INSTRUCTIONS FOR THE TASK ▸ Answer with a single number: the count of lines that include the string "repeat".

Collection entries

--- start ---

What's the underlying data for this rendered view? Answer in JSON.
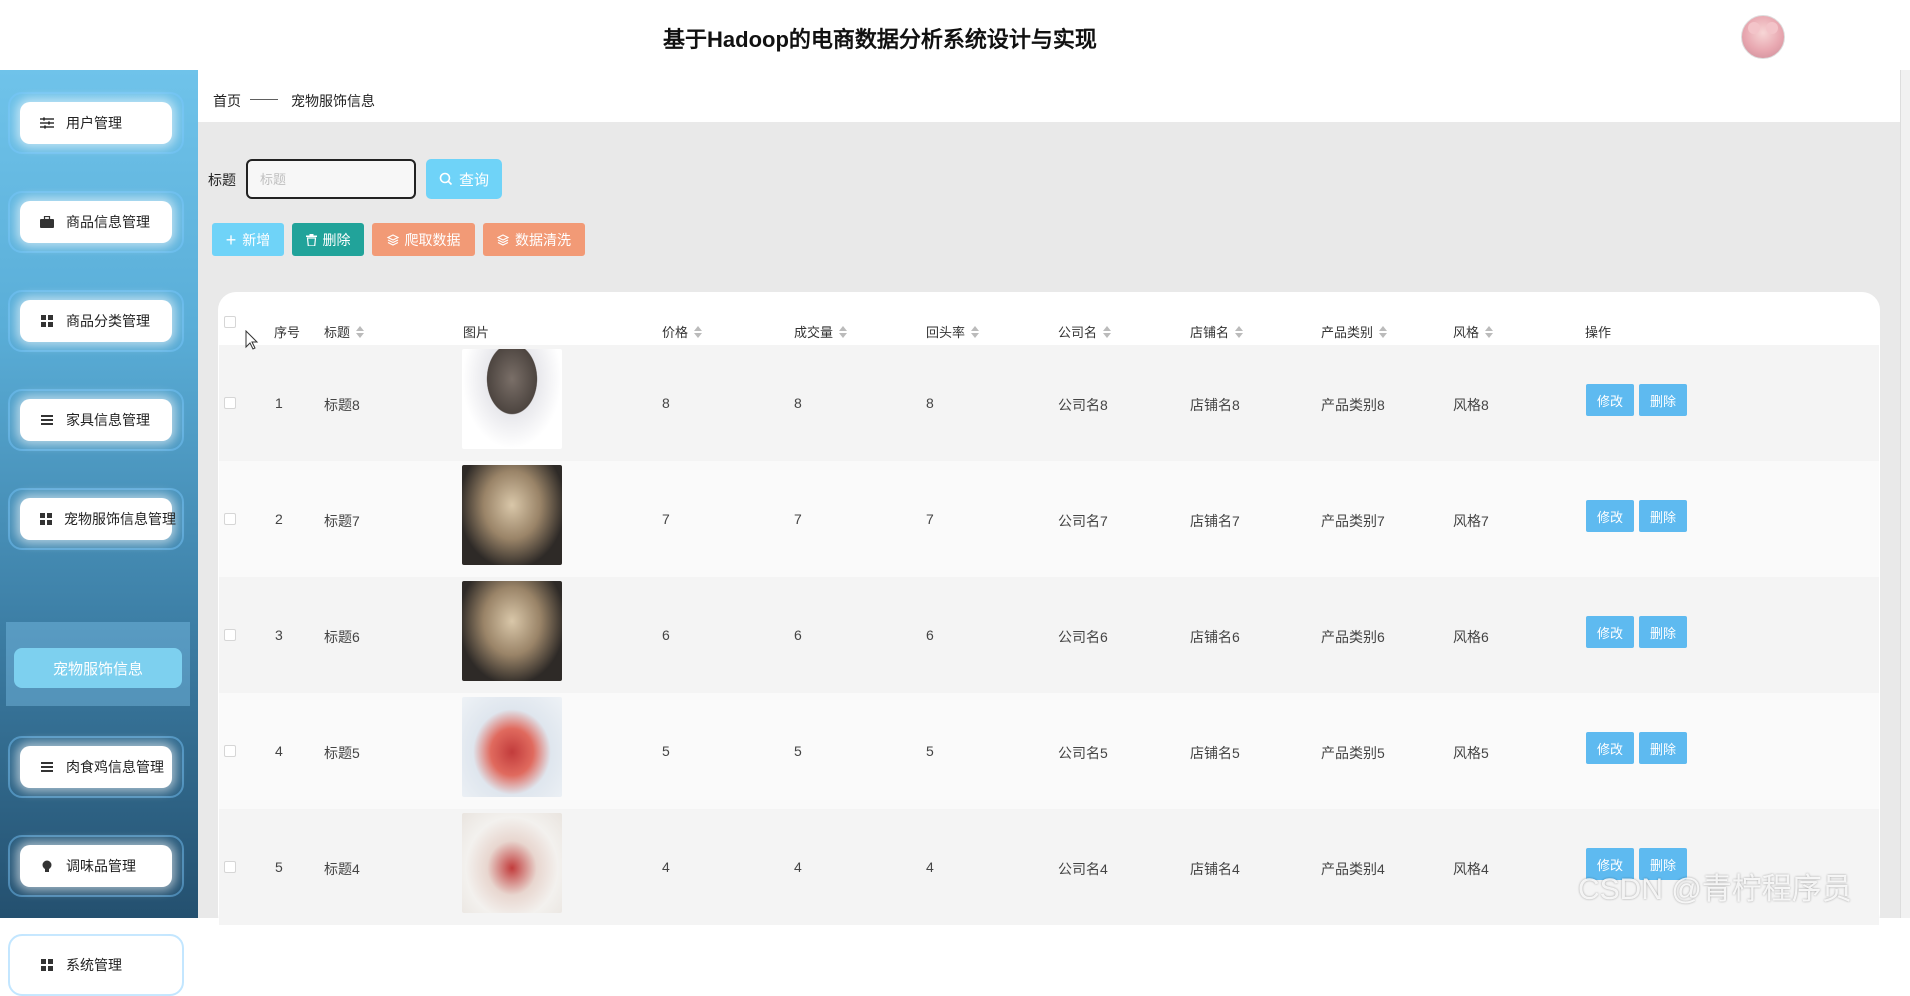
{
  "app": {
    "title": "基于Hadoop的电商数据分析系统设计与实现"
  },
  "sidebar": {
    "items": [
      {
        "label": "用户管理",
        "icon": "sliders-icon"
      },
      {
        "label": "商品信息管理",
        "icon": "briefcase-icon"
      },
      {
        "label": "商品分类管理",
        "icon": "grid-icon"
      },
      {
        "label": "家具信息管理",
        "icon": "list-icon"
      },
      {
        "label": "宠物服饰信息管理",
        "icon": "grid-icon"
      },
      {
        "label": "肉食鸡信息管理",
        "icon": "list-icon"
      },
      {
        "label": "调味品管理",
        "icon": "bulb-icon"
      },
      {
        "label": "系统管理",
        "icon": "grid-icon"
      }
    ],
    "active_sub": "宠物服饰信息"
  },
  "breadcrumb": {
    "home": "首页",
    "separator": "——",
    "current": "宠物服饰信息"
  },
  "search": {
    "label": "标题",
    "placeholder": "标题",
    "button": "查询"
  },
  "toolbar": {
    "add": "新增",
    "delete": "删除",
    "crawl": "爬取数据",
    "clean": "数据清洗"
  },
  "colors": {
    "add": "#6fd3f8",
    "delete": "#21a39a",
    "crawl": "#f29a76",
    "clean": "#f29a76",
    "action": "#5ebaf0"
  },
  "table": {
    "columns": [
      "序号",
      "标题",
      "图片",
      "价格",
      "成交量",
      "回头率",
      "公司名",
      "店铺名",
      "产品类别",
      "风格",
      "操作"
    ],
    "rows": [
      {
        "no": "1",
        "title": "标题8",
        "price": "8",
        "volume": "8",
        "repeat": "8",
        "company": "公司名8",
        "shop": "店铺名8",
        "category": "产品类别8",
        "style": "风格8"
      },
      {
        "no": "2",
        "title": "标题7",
        "price": "7",
        "volume": "7",
        "repeat": "7",
        "company": "公司名7",
        "shop": "店铺名7",
        "category": "产品类别7",
        "style": "风格7"
      },
      {
        "no": "3",
        "title": "标题6",
        "price": "6",
        "volume": "6",
        "repeat": "6",
        "company": "公司名6",
        "shop": "店铺名6",
        "category": "产品类别6",
        "style": "风格6"
      },
      {
        "no": "4",
        "title": "标题5",
        "price": "5",
        "volume": "5",
        "repeat": "5",
        "company": "公司名5",
        "shop": "店铺名5",
        "category": "产品类别5",
        "style": "风格5"
      },
      {
        "no": "5",
        "title": "标题4",
        "price": "4",
        "volume": "4",
        "repeat": "4",
        "company": "公司名4",
        "shop": "店铺名4",
        "category": "产品类别4",
        "style": "风格4"
      }
    ],
    "actions": {
      "edit": "修改",
      "delete": "删除"
    }
  },
  "watermark": "CSDN @青柠程序员"
}
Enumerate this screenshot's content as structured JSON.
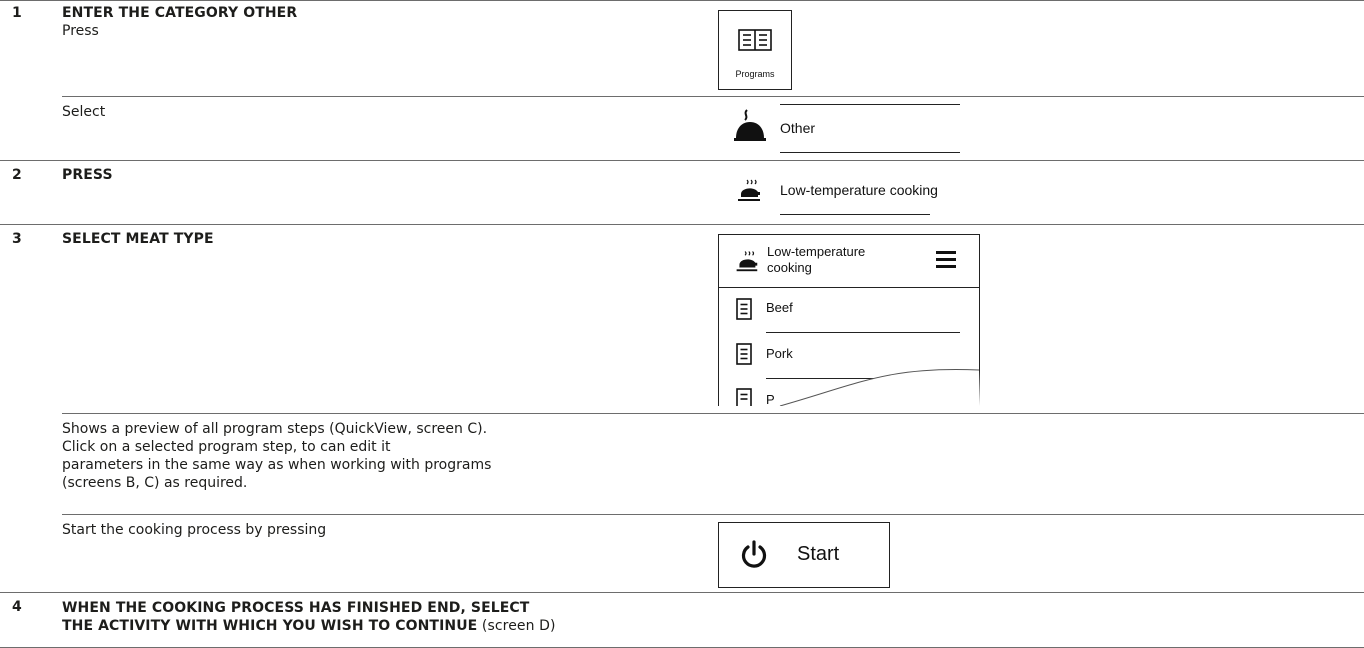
{
  "steps": [
    {
      "number": "1",
      "heading": "ENTER THE CATEGORY OTHER",
      "press_text": "Press",
      "select_text": "Select",
      "programs_button_label": "Programs",
      "other_item_label": "Other"
    },
    {
      "number": "2",
      "heading": "PRESS",
      "lowtemp_item_label": "Low-temperature cooking"
    },
    {
      "number": "3",
      "heading": "SELECT MEAT TYPE",
      "panel_title_line1": "Low-temperature",
      "panel_title_line2": "cooking",
      "list_items": [
        "Beef",
        "Pork",
        "P"
      ],
      "preview_lines": [
        "Shows a preview of all program steps (QuickView, screen C).",
        "Click on a selected program step, to can edit it",
        "parameters in the same way as when working with programs",
        "(screens B, C) as required."
      ],
      "start_text": "Start the cooking process by pressing",
      "start_button_label": "Start"
    },
    {
      "number": "4",
      "heading_line1": "WHEN THE COOKING PROCESS HAS FINISHED END, SELECT",
      "heading_line2": "THE ACTIVITY WITH WHICH YOU WISH TO CONTINUE",
      "heading_suffix": " (screen D)"
    }
  ]
}
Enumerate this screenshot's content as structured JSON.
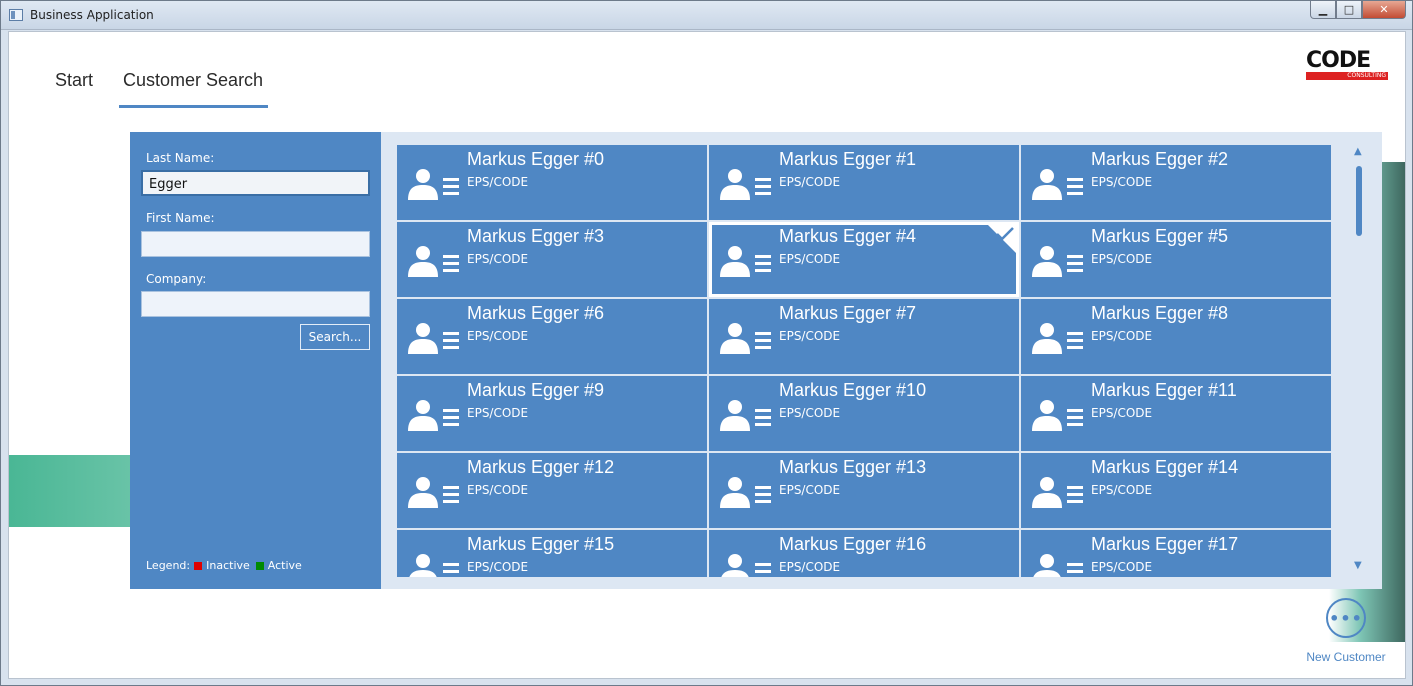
{
  "window": {
    "title": "Business Application"
  },
  "tabs": [
    {
      "label": "Start",
      "active": false
    },
    {
      "label": "Customer Search",
      "active": true
    }
  ],
  "logo": {
    "text": "CODE",
    "subtext": "CONSULTING"
  },
  "search": {
    "last_name_label": "Last Name:",
    "last_name_value": "Egger",
    "first_name_label": "First Name:",
    "first_name_value": "",
    "company_label": "Company:",
    "company_value": "",
    "search_button": "Search..."
  },
  "legend": {
    "label": "Legend:",
    "items": [
      {
        "label": "Inactive",
        "color": "#e00000"
      },
      {
        "label": "Active",
        "color": "#008a00"
      }
    ]
  },
  "results": [
    {
      "name": "Markus Egger #0",
      "company": "EPS/CODE"
    },
    {
      "name": "Markus Egger #1",
      "company": "EPS/CODE"
    },
    {
      "name": "Markus Egger #2",
      "company": "EPS/CODE"
    },
    {
      "name": "Markus Egger #3",
      "company": "EPS/CODE"
    },
    {
      "name": "Markus Egger #4",
      "company": "EPS/CODE",
      "selected": true
    },
    {
      "name": "Markus Egger #5",
      "company": "EPS/CODE"
    },
    {
      "name": "Markus Egger #6",
      "company": "EPS/CODE"
    },
    {
      "name": "Markus Egger #7",
      "company": "EPS/CODE"
    },
    {
      "name": "Markus Egger #8",
      "company": "EPS/CODE"
    },
    {
      "name": "Markus Egger #9",
      "company": "EPS/CODE"
    },
    {
      "name": "Markus Egger #10",
      "company": "EPS/CODE"
    },
    {
      "name": "Markus Egger #11",
      "company": "EPS/CODE"
    },
    {
      "name": "Markus Egger #12",
      "company": "EPS/CODE"
    },
    {
      "name": "Markus Egger #13",
      "company": "EPS/CODE"
    },
    {
      "name": "Markus Egger #14",
      "company": "EPS/CODE"
    },
    {
      "name": "Markus Egger #15",
      "company": "EPS/CODE"
    },
    {
      "name": "Markus Egger #16",
      "company": "EPS/CODE"
    },
    {
      "name": "Markus Egger #17",
      "company": "EPS/CODE"
    }
  ],
  "new_customer": {
    "label": "New Customer",
    "icon": "more-icon",
    "glyph": "•••"
  },
  "colors": {
    "accent": "#4f87c4",
    "results_bg": "#dde7f3"
  }
}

--- end ---

THE RESULT ▸ 5